• _TASK GOAL_
Tally up the lines carrying the string "difference" and respond with only the resulting number.

• _TASK DATA_
--- START ---
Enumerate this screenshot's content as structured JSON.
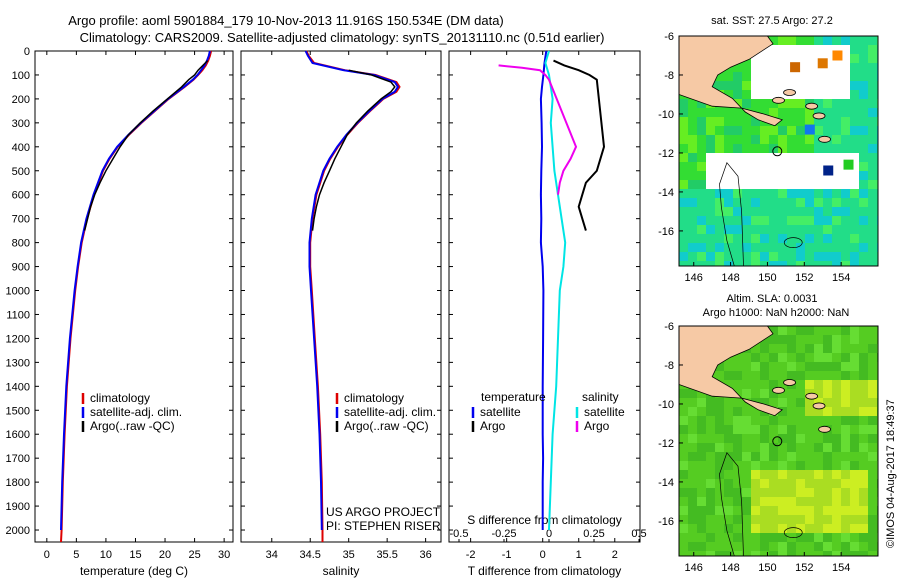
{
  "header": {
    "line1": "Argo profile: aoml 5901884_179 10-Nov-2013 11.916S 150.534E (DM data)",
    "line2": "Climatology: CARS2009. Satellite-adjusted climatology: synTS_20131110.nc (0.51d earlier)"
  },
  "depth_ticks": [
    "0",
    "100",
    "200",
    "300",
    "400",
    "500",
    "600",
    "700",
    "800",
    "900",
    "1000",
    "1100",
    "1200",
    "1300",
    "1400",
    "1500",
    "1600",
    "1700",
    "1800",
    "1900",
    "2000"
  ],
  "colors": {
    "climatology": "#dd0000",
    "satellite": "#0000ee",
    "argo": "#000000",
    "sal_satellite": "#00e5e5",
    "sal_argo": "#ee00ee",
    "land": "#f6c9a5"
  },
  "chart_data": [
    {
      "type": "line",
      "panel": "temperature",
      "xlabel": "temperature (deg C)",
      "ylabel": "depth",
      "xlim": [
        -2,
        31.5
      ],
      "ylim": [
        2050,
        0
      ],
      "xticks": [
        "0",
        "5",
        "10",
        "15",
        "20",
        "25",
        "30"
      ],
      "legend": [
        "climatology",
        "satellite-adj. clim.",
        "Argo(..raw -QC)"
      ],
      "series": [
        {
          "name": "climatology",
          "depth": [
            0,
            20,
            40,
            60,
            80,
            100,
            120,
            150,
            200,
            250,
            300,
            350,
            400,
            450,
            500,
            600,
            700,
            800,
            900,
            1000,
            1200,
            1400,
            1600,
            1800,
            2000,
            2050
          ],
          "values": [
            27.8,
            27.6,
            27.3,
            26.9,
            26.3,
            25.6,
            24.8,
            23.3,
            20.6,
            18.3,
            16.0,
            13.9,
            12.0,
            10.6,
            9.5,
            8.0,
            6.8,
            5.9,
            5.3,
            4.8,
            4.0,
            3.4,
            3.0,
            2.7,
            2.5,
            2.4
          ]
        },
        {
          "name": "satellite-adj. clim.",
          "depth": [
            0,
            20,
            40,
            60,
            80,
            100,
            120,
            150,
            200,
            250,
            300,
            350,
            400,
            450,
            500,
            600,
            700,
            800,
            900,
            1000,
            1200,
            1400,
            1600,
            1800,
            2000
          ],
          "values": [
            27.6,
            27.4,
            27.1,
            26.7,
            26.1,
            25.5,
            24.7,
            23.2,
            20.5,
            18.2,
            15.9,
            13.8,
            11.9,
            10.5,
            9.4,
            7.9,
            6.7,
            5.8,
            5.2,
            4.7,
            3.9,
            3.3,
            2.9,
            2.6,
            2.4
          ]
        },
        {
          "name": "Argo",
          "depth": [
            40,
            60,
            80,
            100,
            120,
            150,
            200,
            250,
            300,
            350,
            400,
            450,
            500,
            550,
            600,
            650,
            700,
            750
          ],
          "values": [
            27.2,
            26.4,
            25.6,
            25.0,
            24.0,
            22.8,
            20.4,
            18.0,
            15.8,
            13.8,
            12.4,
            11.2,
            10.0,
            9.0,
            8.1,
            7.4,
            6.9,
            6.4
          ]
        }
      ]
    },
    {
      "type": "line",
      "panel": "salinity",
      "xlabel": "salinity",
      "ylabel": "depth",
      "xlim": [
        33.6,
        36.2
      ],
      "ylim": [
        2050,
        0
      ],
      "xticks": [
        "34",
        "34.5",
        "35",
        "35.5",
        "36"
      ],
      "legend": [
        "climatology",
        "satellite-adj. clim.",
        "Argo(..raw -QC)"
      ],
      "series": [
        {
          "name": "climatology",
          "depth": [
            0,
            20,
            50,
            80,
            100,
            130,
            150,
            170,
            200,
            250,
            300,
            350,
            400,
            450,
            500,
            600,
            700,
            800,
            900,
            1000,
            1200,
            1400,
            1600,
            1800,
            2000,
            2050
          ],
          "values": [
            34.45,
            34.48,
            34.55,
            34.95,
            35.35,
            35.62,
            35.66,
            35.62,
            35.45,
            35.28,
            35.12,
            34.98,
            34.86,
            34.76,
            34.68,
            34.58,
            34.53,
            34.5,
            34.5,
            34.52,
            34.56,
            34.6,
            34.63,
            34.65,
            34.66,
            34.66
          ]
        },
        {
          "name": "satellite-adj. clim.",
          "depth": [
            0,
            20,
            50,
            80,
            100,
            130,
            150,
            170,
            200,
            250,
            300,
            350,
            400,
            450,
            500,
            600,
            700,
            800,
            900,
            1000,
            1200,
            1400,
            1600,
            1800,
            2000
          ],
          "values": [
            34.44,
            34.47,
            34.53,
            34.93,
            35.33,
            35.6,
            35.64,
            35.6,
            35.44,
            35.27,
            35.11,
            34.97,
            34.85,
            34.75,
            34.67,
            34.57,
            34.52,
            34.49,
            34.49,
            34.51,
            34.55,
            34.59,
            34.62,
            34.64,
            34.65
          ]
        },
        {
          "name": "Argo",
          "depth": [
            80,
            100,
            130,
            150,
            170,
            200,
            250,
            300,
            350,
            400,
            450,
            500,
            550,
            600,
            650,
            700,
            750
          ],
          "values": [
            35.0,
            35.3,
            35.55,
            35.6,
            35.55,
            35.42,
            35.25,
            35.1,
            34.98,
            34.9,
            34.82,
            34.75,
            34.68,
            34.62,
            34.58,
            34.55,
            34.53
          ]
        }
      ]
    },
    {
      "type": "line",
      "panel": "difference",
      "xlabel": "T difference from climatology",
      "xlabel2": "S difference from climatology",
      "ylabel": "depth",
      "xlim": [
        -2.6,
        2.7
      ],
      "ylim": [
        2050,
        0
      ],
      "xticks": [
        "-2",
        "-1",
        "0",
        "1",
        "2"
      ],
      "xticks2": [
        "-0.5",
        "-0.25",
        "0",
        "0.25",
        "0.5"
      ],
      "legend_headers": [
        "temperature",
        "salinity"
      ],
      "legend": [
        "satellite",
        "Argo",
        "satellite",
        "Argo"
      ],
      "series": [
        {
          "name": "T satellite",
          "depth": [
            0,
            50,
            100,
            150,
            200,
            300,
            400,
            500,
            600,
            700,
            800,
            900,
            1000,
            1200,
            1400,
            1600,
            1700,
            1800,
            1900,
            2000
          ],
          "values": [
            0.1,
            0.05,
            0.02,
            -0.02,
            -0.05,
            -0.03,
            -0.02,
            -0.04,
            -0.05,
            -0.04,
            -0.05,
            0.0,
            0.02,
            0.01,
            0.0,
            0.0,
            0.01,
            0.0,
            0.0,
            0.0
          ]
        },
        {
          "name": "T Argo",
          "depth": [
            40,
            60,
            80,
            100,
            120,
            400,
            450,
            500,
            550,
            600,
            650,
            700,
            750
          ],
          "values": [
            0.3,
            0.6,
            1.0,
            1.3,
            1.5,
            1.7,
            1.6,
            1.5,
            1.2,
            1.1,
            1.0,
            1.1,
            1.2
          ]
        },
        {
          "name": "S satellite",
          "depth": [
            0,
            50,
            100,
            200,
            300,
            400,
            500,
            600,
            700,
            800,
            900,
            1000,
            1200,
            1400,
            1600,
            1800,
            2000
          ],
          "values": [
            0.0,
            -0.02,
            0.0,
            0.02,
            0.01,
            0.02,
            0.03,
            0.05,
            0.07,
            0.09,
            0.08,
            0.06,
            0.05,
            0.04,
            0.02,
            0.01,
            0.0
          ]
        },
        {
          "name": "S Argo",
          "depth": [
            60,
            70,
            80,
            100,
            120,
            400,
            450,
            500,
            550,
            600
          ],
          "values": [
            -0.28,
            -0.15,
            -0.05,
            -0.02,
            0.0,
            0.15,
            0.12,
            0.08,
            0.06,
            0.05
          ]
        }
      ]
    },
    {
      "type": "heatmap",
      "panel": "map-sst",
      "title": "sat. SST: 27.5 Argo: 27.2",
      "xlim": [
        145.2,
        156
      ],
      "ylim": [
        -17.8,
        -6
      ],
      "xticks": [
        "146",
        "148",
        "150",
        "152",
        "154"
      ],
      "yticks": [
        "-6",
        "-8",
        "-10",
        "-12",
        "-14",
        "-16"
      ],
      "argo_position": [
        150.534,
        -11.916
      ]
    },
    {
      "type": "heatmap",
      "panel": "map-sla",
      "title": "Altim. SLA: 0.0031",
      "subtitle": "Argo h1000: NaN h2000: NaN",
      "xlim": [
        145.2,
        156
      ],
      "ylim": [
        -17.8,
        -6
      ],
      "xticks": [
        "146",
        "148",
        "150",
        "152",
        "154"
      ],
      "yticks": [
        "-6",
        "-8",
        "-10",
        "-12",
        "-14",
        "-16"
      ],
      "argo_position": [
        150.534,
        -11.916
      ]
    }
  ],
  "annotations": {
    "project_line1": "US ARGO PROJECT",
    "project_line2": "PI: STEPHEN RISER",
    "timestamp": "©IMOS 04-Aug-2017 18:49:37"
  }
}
--- END ---
--- START ---
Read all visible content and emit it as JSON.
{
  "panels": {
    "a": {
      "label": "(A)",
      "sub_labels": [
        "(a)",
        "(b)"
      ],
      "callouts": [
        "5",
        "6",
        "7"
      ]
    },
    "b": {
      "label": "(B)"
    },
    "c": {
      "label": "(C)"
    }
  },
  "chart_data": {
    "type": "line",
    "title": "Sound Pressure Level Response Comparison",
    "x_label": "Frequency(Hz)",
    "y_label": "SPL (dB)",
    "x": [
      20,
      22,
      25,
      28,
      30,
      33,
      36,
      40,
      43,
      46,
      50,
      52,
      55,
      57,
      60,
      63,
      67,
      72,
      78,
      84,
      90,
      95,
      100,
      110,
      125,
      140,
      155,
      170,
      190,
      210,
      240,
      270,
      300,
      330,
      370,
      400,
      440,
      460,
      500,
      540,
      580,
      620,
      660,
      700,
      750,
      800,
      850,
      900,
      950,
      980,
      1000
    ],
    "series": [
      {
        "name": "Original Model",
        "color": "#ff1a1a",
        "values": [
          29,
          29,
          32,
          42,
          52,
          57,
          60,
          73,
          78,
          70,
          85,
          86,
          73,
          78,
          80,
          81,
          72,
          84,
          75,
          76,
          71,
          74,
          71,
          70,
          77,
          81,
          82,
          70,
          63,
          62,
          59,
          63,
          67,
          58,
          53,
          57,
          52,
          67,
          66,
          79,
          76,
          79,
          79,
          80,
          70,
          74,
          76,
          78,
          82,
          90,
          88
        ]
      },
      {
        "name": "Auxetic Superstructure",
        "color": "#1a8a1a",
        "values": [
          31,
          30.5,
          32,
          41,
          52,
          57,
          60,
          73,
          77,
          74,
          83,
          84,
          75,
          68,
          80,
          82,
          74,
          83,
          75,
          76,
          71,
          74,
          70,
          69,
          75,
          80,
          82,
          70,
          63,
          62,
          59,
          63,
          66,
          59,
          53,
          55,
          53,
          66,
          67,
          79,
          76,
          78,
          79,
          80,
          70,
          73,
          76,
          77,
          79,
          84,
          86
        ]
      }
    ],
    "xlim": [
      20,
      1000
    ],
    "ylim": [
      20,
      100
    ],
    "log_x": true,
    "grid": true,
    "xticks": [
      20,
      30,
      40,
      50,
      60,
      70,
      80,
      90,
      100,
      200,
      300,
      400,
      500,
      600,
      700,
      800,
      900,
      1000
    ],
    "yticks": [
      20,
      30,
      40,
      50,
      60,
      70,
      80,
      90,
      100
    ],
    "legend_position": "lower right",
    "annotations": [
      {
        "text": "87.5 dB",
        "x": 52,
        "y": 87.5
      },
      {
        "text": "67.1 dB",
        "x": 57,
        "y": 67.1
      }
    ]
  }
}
--- END ---
• _COMPLETE ANSWER_
3